▶ Stated exercise
Each record is to be printed again precisely as it reads.

────────

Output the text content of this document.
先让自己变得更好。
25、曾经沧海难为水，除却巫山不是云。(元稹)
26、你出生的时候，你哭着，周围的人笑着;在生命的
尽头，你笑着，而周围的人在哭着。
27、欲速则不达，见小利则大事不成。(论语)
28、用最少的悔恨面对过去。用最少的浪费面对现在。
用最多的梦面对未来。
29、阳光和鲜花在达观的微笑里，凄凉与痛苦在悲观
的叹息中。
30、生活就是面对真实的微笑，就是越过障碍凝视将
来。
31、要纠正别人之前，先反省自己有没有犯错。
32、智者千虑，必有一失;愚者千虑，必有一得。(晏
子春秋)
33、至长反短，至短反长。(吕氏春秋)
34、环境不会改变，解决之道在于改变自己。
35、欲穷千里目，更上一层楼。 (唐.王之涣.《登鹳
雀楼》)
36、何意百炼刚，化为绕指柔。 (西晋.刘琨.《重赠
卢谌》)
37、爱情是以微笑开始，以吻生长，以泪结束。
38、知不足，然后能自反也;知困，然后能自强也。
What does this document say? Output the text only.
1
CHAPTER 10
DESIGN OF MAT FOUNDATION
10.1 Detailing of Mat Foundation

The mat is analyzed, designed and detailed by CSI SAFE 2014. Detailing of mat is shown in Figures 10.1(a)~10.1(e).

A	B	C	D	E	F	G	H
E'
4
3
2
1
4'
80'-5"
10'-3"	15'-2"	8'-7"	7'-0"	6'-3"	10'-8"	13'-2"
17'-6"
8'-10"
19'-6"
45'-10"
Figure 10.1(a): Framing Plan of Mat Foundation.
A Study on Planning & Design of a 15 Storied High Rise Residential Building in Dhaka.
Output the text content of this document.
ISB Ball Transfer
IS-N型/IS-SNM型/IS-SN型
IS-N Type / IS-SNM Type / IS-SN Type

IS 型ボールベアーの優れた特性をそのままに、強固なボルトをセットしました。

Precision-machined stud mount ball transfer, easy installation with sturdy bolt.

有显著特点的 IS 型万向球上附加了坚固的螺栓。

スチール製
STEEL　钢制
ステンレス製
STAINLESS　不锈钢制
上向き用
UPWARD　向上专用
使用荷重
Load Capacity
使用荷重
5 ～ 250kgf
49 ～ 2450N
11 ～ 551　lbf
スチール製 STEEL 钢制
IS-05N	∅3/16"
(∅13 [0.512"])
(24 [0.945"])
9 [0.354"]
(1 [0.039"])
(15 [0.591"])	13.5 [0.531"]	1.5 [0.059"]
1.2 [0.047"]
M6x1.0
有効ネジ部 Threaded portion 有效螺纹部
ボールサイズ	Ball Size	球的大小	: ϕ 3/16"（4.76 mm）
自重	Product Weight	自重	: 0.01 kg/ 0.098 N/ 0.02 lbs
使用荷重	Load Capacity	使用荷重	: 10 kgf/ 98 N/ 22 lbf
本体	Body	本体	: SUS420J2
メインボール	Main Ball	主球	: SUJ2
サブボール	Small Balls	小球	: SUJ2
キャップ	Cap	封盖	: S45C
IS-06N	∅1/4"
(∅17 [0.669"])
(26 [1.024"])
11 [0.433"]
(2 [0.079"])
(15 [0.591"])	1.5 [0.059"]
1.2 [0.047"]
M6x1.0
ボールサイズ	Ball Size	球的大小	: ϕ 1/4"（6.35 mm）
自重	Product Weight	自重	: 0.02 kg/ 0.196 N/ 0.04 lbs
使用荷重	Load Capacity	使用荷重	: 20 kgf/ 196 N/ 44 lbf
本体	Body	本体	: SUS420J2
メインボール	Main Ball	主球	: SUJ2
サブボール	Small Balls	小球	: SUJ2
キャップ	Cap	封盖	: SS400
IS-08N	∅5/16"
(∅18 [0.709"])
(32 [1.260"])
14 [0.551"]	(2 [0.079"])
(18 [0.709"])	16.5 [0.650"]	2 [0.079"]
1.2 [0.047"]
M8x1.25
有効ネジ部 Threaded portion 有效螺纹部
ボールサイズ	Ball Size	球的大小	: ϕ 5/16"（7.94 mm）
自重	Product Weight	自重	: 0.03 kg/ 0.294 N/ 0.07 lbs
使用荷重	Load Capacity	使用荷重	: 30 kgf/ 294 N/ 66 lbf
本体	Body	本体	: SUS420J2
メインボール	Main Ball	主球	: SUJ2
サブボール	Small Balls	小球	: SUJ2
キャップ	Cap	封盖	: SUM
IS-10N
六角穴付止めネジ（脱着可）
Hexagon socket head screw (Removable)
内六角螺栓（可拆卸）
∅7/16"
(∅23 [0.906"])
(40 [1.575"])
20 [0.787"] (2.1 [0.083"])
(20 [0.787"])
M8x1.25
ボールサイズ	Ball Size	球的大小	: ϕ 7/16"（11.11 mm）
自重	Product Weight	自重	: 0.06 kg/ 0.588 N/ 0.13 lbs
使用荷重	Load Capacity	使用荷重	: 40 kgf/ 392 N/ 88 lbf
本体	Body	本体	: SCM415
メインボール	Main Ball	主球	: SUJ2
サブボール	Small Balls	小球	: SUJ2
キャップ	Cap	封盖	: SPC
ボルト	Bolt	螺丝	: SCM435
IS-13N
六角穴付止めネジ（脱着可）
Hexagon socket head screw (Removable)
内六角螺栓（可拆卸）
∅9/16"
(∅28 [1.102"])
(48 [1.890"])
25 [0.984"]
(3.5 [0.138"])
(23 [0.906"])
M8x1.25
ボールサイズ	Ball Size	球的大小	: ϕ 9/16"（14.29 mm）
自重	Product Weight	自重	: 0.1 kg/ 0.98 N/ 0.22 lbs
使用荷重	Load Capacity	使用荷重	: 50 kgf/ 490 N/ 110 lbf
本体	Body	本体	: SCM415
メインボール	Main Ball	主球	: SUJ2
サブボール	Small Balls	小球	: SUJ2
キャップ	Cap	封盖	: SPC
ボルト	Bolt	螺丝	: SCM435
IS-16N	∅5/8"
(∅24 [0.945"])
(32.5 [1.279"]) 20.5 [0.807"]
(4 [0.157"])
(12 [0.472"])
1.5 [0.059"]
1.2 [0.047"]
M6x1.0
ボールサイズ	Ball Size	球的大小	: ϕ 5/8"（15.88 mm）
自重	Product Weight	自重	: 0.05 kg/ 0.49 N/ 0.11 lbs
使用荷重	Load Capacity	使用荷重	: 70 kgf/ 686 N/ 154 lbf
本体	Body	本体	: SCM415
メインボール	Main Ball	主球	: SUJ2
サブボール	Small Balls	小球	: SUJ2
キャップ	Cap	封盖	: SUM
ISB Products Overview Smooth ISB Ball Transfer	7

────────

▶ Response
Output the text content of this document.
先让自己变得更好。
25、曾经沧海难为水，除却巫山不是云。(元稹)
26、你出生的时候，你哭着，周围的人笑着;在生命的
尽头，你笑着，而周围的人在哭着。
27、欲速则不达，见小利则大事不成。(论语)
28、用最少的悔恨面对过去。用最少的浪费面对现在。
用最多的梦面对未来。
29、阳光和鲜花在达观的微笑里，凄凉与痛苦在悲观
的叹息中。
30、生活就是面对真实的微笑，就是越过障碍凝视将
来。
31、要纠正别人之前，先反省自己有没有犯错。
32、智者千虑，必有一失;愚者千虑，必有一得。(晏
子春秋)
33、至长反短，至短反长。(吕氏春秋)
34、环境不会改变，解决之道在于改变自己。
35、欲穷千里目，更上一层楼。 (唐.王之涣.《登鹳
雀楼》)
36、何意百炼刚，化为绕指柔。 (西晋.刘琨.《重赠
卢谌》)
37、爱情是以微笑开始，以吻生长，以泪结束。
38、知不足，然后能自反也;知困，然后能自强也。
What does this document say? Output the text only.
1
CHAPTER 10
DESIGN OF MAT FOUNDATION
10.1 Detailing of Mat Foundation

The mat is analyzed, designed and detailed by CSI SAFE 2014. Detailing of mat is shown in Figures 10.1(a)~10.1(e).

A	B	C	D	E	F	G	H
E'
4
3
2
1
4'
80'-5"
10'-3"	15'-2"	8'-7"	7'-0"	6'-3"	10'-8"	13'-2"
17'-6"
8'-10"
19'-6"
45'-10"
Figure 10.1(a): Framing Plan of Mat Foundation.
A Study on Planning & Design of a 15 Storied High Rise Residential Building in Dhaka.
Output the text content of this document.
ISB Ball Transfer
IS-N型/IS-SNM型/IS-SN型
IS-N Type / IS-SNM Type / IS-SN Type

IS 型ボールベアーの優れた特性をそのままに、強固なボルトをセットしました。

Precision-machined stud mount ball transfer, easy installation with sturdy bolt.

有显著特点的 IS 型万向球上附加了坚固的螺栓。

スチール製
STEEL　钢制
ステンレス製
STAINLESS　不锈钢制
上向き用
UPWARD　向上专用
使用荷重
Load Capacity
使用荷重
5 ～ 250kgf
49 ～ 2450N
11 ～ 551　lbf
スチール製 STEEL 钢制
IS-05N	∅3/16"
(∅13 [0.512"])
(24 [0.945"])
9 [0.354"]
(1 [0.039"])
(15 [0.591"])	13.5 [0.531"]	1.5 [0.059"]
1.2 [0.047"]
M6x1.0
有効ネジ部 Threaded portion 有效螺纹部
ボールサイズ	Ball Size	球的大小	: ϕ 3/16"（4.76 mm）
自重	Product Weight	自重	: 0.01 kg/ 0.098 N/ 0.02 lbs
使用荷重	Load Capacity	使用荷重	: 10 kgf/ 98 N/ 22 lbf
本体	Body	本体	: SUS420J2
メインボール	Main Ball	主球	: SUJ2
サブボール	Small Balls	小球	: SUJ2
キャップ	Cap	封盖	: S45C
IS-06N	∅1/4"
(∅17 [0.669"])
(26 [1.024"])
11 [0.433"]
(2 [0.079"])
(15 [0.591"])	1.5 [0.059"]
1.2 [0.047"]
M6x1.0
ボールサイズ	Ball Size	球的大小	: ϕ 1/4"（6.35 mm）
自重	Product Weight	自重	: 0.02 kg/ 0.196 N/ 0.04 lbs
使用荷重	Load Capacity	使用荷重	: 20 kgf/ 196 N/ 44 lbf
本体	Body	本体	: SUS420J2
メインボール	Main Ball	主球	: SUJ2
サブボール	Small Balls	小球	: SUJ2
キャップ	Cap	封盖	: SS400
IS-08N	∅5/16"
(∅18 [0.709"])
(32 [1.260"])
14 [0.551"]	(2 [0.079"])
(18 [0.709"])	16.5 [0.650"]	2 [0.079"]
1.2 [0.047"]
M8x1.25
有効ネジ部 Threaded portion 有效螺纹部
ボールサイズ	Ball Size	球的大小	: ϕ 5/16"（7.94 mm）
自重	Product Weight	自重	: 0.03 kg/ 0.294 N/ 0.07 lbs
使用荷重	Load Capacity	使用荷重	: 30 kgf/ 294 N/ 66 lbf
本体	Body	本体	: SUS420J2
メインボール	Main Ball	主球	: SUJ2
サブボール	Small Balls	小球	: SUJ2
キャップ	Cap	封盖	: SUM
IS-10N
六角穴付止めネジ（脱着可）
Hexagon socket head screw (Removable)
内六角螺栓（可拆卸）
∅7/16"
(∅23 [0.906"])
(40 [1.575"])
20 [0.787"] (2.1 [0.083"])
(20 [0.787"])
M8x1.25
ボールサイズ	Ball Size	球的大小	: ϕ 7/16"（11.11 mm）
自重	Product Weight	自重	: 0.06 kg/ 0.588 N/ 0.13 lbs
使用荷重	Load Capacity	使用荷重	: 40 kgf/ 392 N/ 88 lbf
本体	Body	本体	: SCM415
メインボール	Main Ball	主球	: SUJ2
サブボール	Small Balls	小球	: SUJ2
キャップ	Cap	封盖	: SPC
ボルト	Bolt	螺丝	: SCM435
IS-13N
六角穴付止めネジ（脱着可）
Hexagon socket head screw (Removable)
内六角螺栓（可拆卸）
∅9/16"
(∅28 [1.102"])
(48 [1.890"])
25 [0.984"]
(3.5 [0.138"])
(23 [0.906"])
M8x1.25
ボールサイズ	Ball Size	球的大小	: ϕ 9/16"（14.29 mm）
自重	Product Weight	自重	: 0.1 kg/ 0.98 N/ 0.22 lbs
使用荷重	Load Capacity	使用荷重	: 50 kgf/ 490 N/ 110 lbf
本体	Body	本体	: SCM415
メインボール	Main Ball	主球	: SUJ2
サブボール	Small Balls	小球	: SUJ2
キャップ	Cap	封盖	: SPC
ボルト	Bolt	螺丝	: SCM435
IS-16N	∅5/8"
(∅24 [0.945"])
(32.5 [1.279"]) 20.5 [0.807"]
(4 [0.157"])
(12 [0.472"])
1.5 [0.059"]
1.2 [0.047"]
M6x1.0
ボールサイズ	Ball Size	球的大小	: ϕ 5/8"（15.88 mm）
自重	Product Weight	自重	: 0.05 kg/ 0.49 N/ 0.11 lbs
使用荷重	Load Capacity	使用荷重	: 70 kgf/ 686 N/ 154 lbf
本体	Body	本体	: SCM415
メインボール	Main Ball	主球	: SUJ2
サブボール	Small Balls	小球	: SUJ2
キャップ	Cap	封盖	: SUM
ISB Products Overview Smooth ISB Ball Transfer	7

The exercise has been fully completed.